● Task goal
Go through the entries below and count the lines holding the word "Income". Reply with only the number, please.

* BEGIN Material supplied *

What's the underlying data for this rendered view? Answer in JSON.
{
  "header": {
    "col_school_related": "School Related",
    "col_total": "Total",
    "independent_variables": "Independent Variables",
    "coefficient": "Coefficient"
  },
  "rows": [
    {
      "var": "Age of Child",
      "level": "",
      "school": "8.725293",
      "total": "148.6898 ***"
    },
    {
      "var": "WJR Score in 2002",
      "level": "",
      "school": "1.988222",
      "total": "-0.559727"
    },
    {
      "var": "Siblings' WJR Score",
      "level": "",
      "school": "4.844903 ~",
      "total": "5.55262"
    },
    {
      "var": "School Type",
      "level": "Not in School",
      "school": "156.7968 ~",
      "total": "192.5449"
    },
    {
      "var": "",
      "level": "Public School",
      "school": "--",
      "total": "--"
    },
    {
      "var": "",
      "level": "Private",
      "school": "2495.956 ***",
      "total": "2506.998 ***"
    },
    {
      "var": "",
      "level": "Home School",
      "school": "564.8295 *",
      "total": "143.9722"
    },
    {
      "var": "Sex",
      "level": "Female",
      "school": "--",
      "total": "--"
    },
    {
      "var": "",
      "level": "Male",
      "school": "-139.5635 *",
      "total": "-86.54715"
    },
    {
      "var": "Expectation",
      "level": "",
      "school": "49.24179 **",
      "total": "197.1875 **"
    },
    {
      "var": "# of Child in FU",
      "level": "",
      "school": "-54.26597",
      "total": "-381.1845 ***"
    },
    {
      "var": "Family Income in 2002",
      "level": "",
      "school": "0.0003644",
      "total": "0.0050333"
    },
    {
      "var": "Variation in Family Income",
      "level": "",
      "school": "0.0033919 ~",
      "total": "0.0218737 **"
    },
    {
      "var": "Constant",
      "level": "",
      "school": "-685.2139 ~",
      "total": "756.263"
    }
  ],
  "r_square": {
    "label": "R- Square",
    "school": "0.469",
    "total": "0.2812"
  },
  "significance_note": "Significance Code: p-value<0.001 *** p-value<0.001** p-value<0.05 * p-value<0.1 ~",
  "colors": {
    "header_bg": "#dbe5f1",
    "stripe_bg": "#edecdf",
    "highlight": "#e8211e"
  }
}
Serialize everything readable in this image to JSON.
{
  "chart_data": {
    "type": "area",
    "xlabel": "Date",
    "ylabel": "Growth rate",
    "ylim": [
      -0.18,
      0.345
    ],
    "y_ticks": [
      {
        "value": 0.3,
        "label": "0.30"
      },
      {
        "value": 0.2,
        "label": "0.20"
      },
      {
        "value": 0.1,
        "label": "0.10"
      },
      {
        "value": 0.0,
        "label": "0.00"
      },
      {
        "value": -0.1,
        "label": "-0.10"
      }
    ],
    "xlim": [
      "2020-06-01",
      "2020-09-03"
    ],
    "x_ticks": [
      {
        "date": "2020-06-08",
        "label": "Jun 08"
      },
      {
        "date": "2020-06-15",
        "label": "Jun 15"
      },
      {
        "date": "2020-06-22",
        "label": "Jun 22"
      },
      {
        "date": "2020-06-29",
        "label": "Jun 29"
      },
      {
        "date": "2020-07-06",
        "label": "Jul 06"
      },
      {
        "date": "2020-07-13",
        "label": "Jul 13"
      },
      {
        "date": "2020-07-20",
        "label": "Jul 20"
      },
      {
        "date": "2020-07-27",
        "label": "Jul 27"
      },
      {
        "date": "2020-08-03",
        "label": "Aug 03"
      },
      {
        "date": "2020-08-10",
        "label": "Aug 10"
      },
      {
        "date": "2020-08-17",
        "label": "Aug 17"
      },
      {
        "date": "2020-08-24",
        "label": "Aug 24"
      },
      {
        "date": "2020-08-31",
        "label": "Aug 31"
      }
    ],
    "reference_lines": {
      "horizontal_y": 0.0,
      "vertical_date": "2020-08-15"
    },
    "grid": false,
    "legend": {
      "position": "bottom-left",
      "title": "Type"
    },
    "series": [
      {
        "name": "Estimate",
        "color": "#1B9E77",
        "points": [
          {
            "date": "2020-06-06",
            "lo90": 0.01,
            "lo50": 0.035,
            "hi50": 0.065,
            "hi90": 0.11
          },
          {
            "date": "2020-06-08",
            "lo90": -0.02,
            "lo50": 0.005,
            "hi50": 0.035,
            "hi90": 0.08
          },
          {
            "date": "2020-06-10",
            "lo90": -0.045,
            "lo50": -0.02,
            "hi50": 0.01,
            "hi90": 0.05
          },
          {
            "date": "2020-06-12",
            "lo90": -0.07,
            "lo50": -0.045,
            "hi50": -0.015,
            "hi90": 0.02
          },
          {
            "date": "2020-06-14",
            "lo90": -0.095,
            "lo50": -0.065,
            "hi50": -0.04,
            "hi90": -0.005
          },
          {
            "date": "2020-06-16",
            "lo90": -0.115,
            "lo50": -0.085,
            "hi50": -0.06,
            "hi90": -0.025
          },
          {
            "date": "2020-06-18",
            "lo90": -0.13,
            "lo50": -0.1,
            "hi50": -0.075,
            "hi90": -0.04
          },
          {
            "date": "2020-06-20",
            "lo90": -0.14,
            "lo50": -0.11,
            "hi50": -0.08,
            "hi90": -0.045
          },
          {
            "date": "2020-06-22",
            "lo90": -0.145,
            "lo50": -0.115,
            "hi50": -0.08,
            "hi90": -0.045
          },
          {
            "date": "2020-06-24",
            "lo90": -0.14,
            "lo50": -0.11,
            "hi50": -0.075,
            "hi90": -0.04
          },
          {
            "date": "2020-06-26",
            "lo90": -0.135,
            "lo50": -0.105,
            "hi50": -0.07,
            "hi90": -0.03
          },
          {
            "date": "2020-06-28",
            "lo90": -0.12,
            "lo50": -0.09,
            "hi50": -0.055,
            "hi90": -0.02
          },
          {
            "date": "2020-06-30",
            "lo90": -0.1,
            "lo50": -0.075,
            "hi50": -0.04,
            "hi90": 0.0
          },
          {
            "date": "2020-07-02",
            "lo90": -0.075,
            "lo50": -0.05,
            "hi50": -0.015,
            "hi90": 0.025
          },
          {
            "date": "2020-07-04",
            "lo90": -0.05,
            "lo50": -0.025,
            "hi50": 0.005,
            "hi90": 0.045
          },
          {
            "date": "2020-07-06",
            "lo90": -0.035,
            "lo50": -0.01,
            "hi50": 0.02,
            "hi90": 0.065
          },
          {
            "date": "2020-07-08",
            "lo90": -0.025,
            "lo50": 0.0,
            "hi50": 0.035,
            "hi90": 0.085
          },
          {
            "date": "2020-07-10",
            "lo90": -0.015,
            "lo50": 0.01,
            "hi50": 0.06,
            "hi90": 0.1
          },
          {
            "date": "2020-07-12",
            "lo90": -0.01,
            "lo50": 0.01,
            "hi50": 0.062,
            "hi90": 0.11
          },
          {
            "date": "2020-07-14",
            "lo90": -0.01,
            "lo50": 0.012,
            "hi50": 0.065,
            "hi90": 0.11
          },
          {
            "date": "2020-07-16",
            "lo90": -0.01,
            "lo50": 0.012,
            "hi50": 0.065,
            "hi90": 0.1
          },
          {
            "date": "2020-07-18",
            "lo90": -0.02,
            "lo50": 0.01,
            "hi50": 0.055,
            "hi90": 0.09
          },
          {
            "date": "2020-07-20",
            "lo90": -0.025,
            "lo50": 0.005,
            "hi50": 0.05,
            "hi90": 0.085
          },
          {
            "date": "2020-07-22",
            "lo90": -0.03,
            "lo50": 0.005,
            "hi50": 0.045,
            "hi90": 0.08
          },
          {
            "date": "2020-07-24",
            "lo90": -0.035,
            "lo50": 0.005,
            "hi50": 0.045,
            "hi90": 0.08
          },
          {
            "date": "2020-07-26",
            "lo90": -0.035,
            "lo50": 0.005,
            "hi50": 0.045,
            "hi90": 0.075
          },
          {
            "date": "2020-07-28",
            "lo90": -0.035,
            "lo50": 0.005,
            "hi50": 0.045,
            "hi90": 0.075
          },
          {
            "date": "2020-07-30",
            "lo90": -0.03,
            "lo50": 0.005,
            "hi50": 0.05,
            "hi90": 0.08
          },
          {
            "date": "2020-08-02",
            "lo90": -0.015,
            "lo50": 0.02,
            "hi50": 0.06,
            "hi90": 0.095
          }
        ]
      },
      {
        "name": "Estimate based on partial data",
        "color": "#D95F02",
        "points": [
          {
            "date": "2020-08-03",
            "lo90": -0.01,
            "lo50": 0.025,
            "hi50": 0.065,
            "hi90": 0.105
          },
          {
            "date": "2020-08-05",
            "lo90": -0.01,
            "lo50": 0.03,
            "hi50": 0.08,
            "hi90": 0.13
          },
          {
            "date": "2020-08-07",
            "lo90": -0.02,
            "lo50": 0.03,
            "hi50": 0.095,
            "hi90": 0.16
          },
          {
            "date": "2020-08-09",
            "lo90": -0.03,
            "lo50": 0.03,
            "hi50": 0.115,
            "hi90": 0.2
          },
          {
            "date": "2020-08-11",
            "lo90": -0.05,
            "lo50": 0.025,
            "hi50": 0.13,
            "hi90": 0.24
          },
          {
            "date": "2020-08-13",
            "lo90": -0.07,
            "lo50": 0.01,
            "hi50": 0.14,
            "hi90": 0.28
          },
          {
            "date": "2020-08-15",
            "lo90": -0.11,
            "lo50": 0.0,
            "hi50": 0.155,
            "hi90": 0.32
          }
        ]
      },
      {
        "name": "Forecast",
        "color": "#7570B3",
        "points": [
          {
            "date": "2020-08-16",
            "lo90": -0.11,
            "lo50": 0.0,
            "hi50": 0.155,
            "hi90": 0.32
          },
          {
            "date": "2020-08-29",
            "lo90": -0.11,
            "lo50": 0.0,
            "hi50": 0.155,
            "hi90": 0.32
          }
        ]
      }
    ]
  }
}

* END Material supplied *

● Response to this exercise
2